**Entries provided**
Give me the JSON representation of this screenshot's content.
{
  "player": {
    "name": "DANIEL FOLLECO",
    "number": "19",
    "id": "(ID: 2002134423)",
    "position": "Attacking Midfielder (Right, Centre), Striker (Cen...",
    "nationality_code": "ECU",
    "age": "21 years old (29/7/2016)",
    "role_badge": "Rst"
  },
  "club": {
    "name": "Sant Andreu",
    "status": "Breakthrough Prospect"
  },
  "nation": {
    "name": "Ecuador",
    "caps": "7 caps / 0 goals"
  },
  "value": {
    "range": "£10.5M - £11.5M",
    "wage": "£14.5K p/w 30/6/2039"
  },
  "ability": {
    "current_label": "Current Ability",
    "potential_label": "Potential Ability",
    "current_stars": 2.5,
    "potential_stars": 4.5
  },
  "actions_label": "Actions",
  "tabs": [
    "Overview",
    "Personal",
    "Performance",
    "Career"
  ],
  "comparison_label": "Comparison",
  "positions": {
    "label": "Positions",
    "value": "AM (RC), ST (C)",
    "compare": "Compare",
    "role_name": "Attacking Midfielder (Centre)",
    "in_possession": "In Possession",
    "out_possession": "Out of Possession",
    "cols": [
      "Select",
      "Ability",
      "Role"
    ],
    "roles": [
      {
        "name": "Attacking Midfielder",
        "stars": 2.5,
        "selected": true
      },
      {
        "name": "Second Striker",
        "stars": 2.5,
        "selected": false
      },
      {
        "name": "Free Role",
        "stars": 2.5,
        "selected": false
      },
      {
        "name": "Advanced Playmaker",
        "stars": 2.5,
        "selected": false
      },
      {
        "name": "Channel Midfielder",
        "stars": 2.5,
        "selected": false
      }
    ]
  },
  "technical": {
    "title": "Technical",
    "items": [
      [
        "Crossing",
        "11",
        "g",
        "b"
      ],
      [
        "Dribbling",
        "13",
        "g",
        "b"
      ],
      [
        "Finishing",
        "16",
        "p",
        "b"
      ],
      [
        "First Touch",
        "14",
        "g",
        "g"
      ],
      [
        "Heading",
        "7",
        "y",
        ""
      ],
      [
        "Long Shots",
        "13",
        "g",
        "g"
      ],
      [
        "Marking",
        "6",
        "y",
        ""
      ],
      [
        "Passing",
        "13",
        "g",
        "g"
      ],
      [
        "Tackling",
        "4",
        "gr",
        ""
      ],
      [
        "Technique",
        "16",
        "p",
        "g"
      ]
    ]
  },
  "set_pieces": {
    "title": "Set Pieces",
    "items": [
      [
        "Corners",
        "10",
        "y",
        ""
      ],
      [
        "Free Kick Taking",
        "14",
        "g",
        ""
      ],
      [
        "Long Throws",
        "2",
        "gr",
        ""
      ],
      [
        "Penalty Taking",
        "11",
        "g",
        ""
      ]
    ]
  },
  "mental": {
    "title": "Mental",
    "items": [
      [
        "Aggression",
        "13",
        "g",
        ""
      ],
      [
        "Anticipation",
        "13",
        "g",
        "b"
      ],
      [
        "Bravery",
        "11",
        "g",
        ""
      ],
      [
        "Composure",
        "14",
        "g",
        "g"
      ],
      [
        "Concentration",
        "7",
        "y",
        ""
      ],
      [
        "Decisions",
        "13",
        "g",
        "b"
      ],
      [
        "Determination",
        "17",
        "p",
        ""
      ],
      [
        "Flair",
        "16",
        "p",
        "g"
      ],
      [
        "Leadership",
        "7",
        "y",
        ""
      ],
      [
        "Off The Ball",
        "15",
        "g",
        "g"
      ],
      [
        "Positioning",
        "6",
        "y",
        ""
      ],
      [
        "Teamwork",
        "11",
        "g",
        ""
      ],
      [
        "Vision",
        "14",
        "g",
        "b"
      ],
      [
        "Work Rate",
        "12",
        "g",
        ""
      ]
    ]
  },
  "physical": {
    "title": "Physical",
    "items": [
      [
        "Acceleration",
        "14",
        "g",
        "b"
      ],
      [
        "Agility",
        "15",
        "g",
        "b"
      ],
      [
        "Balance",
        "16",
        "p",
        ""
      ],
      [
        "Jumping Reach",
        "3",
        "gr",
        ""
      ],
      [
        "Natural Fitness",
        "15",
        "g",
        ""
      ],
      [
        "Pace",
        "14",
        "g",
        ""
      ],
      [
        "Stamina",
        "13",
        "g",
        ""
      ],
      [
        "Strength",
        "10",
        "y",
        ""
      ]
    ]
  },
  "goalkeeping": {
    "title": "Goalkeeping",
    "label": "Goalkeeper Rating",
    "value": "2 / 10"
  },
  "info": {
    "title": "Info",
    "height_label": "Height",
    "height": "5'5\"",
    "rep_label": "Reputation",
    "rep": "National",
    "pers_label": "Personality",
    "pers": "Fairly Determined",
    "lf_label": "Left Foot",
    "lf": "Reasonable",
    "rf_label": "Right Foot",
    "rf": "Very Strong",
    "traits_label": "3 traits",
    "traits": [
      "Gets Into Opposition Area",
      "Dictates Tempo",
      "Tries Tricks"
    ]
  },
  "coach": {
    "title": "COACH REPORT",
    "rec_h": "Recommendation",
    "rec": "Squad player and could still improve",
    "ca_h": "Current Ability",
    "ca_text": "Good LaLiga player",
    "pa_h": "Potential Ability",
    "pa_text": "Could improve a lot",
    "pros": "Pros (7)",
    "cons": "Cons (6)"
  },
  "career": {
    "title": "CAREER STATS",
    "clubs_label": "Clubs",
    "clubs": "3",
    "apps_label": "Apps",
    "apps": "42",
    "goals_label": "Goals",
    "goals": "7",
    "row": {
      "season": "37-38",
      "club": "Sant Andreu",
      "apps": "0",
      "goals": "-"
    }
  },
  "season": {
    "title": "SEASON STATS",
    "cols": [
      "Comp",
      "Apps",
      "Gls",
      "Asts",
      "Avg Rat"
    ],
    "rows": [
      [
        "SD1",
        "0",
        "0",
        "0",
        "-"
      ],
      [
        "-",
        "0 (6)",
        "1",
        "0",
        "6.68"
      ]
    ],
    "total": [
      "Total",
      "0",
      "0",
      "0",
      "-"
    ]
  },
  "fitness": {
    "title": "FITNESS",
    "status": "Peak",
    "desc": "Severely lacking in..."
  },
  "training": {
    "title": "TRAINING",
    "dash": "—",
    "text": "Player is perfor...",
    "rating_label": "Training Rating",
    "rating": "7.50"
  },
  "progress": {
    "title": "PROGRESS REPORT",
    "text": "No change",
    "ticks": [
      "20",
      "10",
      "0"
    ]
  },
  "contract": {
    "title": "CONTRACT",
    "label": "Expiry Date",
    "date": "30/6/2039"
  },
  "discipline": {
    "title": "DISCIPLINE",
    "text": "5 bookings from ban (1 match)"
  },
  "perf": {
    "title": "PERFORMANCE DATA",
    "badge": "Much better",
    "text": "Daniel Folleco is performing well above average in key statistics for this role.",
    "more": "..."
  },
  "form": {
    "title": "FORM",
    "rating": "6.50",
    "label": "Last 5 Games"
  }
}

**Task prompt**
From the preceding material, extract every line exactly.

**Solved problem**
Give me the JSON representation of this screenshot's content.
{
  "player": {
    "name": "DANIEL FOLLECO",
    "number": "19",
    "id": "(ID: 2002134423)",
    "position": "Attacking Midfielder (Right, Centre), Striker (Cen...",
    "nationality_code": "ECU",
    "age": "21 years old (29/7/2016)",
    "role_badge": "Rst"
  },
  "club": {
    "name": "Sant Andreu",
    "status": "Breakthrough Prospect"
  },
  "nation": {
    "name": "Ecuador",
    "caps": "7 caps / 0 goals"
  },
  "value": {
    "range": "£10.5M - £11.5M",
    "wage": "£14.5K p/w 30/6/2039"
  },
  "ability": {
    "current_label": "Current Ability",
    "potential_label": "Potential Ability",
    "current_stars": 2.5,
    "potential_stars": 4.5
  },
  "actions_label": "Actions",
  "tabs": [
    "Overview",
    "Personal",
    "Performance",
    "Career"
  ],
  "comparison_label": "Comparison",
  "positions": {
    "label": "Positions",
    "value": "AM (RC), ST (C)",
    "compare": "Compare",
    "role_name": "Attacking Midfielder (Centre)",
    "in_possession": "In Possession",
    "out_possession": "Out of Possession",
    "cols": [
      "Select",
      "Ability",
      "Role"
    ],
    "roles": [
      {
        "name": "Attacking Midfielder",
        "stars": 2.5,
        "selected": true
      },
      {
        "name": "Second Striker",
        "stars": 2.5,
        "selected": false
      },
      {
        "name": "Free Role",
        "stars": 2.5,
        "selected": false
      },
      {
        "name": "Advanced Playmaker",
        "stars": 2.5,
        "selected": false
      },
      {
        "name": "Channel Midfielder",
        "stars": 2.5,
        "selected": false
      }
    ]
  },
  "technical": {
    "title": "Technical",
    "items": [
      [
        "Crossing",
        "11",
        "g",
        "b"
      ],
      [
        "Dribbling",
        "13",
        "g",
        "b"
      ],
      [
        "Finishing",
        "16",
        "p",
        "b"
      ],
      [
        "First Touch",
        "14",
        "g",
        "g"
      ],
      [
        "Heading",
        "7",
        "y",
        ""
      ],
      [
        "Long Shots",
        "13",
        "g",
        "g"
      ],
      [
        "Marking",
        "6",
        "y",
        ""
      ],
      [
        "Passing",
        "13",
        "g",
        "g"
      ],
      [
        "Tackling",
        "4",
        "gr",
        ""
      ],
      [
        "Technique",
        "16",
        "p",
        "g"
      ]
    ]
  },
  "set_pieces": {
    "title": "Set Pieces",
    "items": [
      [
        "Corners",
        "10",
        "y",
        ""
      ],
      [
        "Free Kick Taking",
        "14",
        "g",
        ""
      ],
      [
        "Long Throws",
        "2",
        "gr",
        ""
      ],
      [
        "Penalty Taking",
        "11",
        "g",
        ""
      ]
    ]
  },
  "mental": {
    "title": "Mental",
    "items": [
      [
        "Aggression",
        "13",
        "g",
        ""
      ],
      [
        "Anticipation",
        "13",
        "g",
        "b"
      ],
      [
        "Bravery",
        "11",
        "g",
        ""
      ],
      [
        "Composure",
        "14",
        "g",
        "g"
      ],
      [
        "Concentration",
        "7",
        "y",
        ""
      ],
      [
        "Decisions",
        "13",
        "g",
        "b"
      ],
      [
        "Determination",
        "17",
        "p",
        ""
      ],
      [
        "Flair",
        "16",
        "p",
        "g"
      ],
      [
        "Leadership",
        "7",
        "y",
        ""
      ],
      [
        "Off The Ball",
        "15",
        "g",
        "g"
      ],
      [
        "Positioning",
        "6",
        "y",
        ""
      ],
      [
        "Teamwork",
        "11",
        "g",
        ""
      ],
      [
        "Vision",
        "14",
        "g",
        "b"
      ],
      [
        "Work Rate",
        "12",
        "g",
        ""
      ]
    ]
  },
  "physical": {
    "title": "Physical",
    "items": [
      [
        "Acceleration",
        "14",
        "g",
        "b"
      ],
      [
        "Agility",
        "15",
        "g",
        "b"
      ],
      [
        "Balance",
        "16",
        "p",
        ""
      ],
      [
        "Jumping Reach",
        "3",
        "gr",
        ""
      ],
      [
        "Natural Fitness",
        "15",
        "g",
        ""
      ],
      [
        "Pace",
        "14",
        "g",
        ""
      ],
      [
        "Stamina",
        "13",
        "g",
        ""
      ],
      [
        "Strength",
        "10",
        "y",
        ""
      ]
    ]
  },
  "goalkeeping": {
    "title": "Goalkeeping",
    "label": "Goalkeeper Rating",
    "value": "2 / 10"
  },
  "info": {
    "title": "Info",
    "height_label": "Height",
    "height": "5'5\"",
    "rep_label": "Reputation",
    "rep": "National",
    "pers_label": "Personality",
    "pers": "Fairly Determined",
    "lf_label": "Left Foot",
    "lf": "Reasonable",
    "rf_label": "Right Foot",
    "rf": "Very Strong",
    "traits_label": "3 traits",
    "traits": [
      "Gets Into Opposition Area",
      "Dictates Tempo",
      "Tries Tricks"
    ]
  },
  "coach": {
    "title": "COACH REPORT",
    "rec_h": "Recommendation",
    "rec": "Squad player and could still improve",
    "ca_h": "Current Ability",
    "ca_text": "Good LaLiga player",
    "pa_h": "Potential Ability",
    "pa_text": "Could improve a lot",
    "pros": "Pros (7)",
    "cons": "Cons (6)"
  },
  "career": {
    "title": "CAREER STATS",
    "clubs_label": "Clubs",
    "clubs": "3",
    "apps_label": "Apps",
    "apps": "42",
    "goals_label": "Goals",
    "goals": "7",
    "row": {
      "season": "37-38",
      "club": "Sant Andreu",
      "apps": "0",
      "goals": "-"
    }
  },
  "season": {
    "title": "SEASON STATS",
    "cols": [
      "Comp",
      "Apps",
      "Gls",
      "Asts",
      "Avg Rat"
    ],
    "rows": [
      [
        "SD1",
        "0",
        "0",
        "0",
        "-"
      ],
      [
        "-",
        "0 (6)",
        "1",
        "0",
        "6.68"
      ]
    ],
    "total": [
      "Total",
      "0",
      "0",
      "0",
      "-"
    ]
  },
  "fitness": {
    "title": "FITNESS",
    "status": "Peak",
    "desc": "Severely lacking in..."
  },
  "training": {
    "title": "TRAINING",
    "dash": "—",
    "text": "Player is perfor...",
    "rating_label": "Training Rating",
    "rating": "7.50"
  },
  "progress": {
    "title": "PROGRESS REPORT",
    "text": "No change",
    "ticks": [
      "20",
      "10",
      "0"
    ]
  },
  "contract": {
    "title": "CONTRACT",
    "label": "Expiry Date",
    "date": "30/6/2039"
  },
  "discipline": {
    "title": "DISCIPLINE",
    "text": "5 bookings from ban (1 match)"
  },
  "perf": {
    "title": "PERFORMANCE DATA",
    "badge": "Much better",
    "text": "Daniel Folleco is performing well above average in key statistics for this role.",
    "more": "..."
  },
  "form": {
    "title": "FORM",
    "rating": "6.50",
    "label": "Last 5 Games"
  }
}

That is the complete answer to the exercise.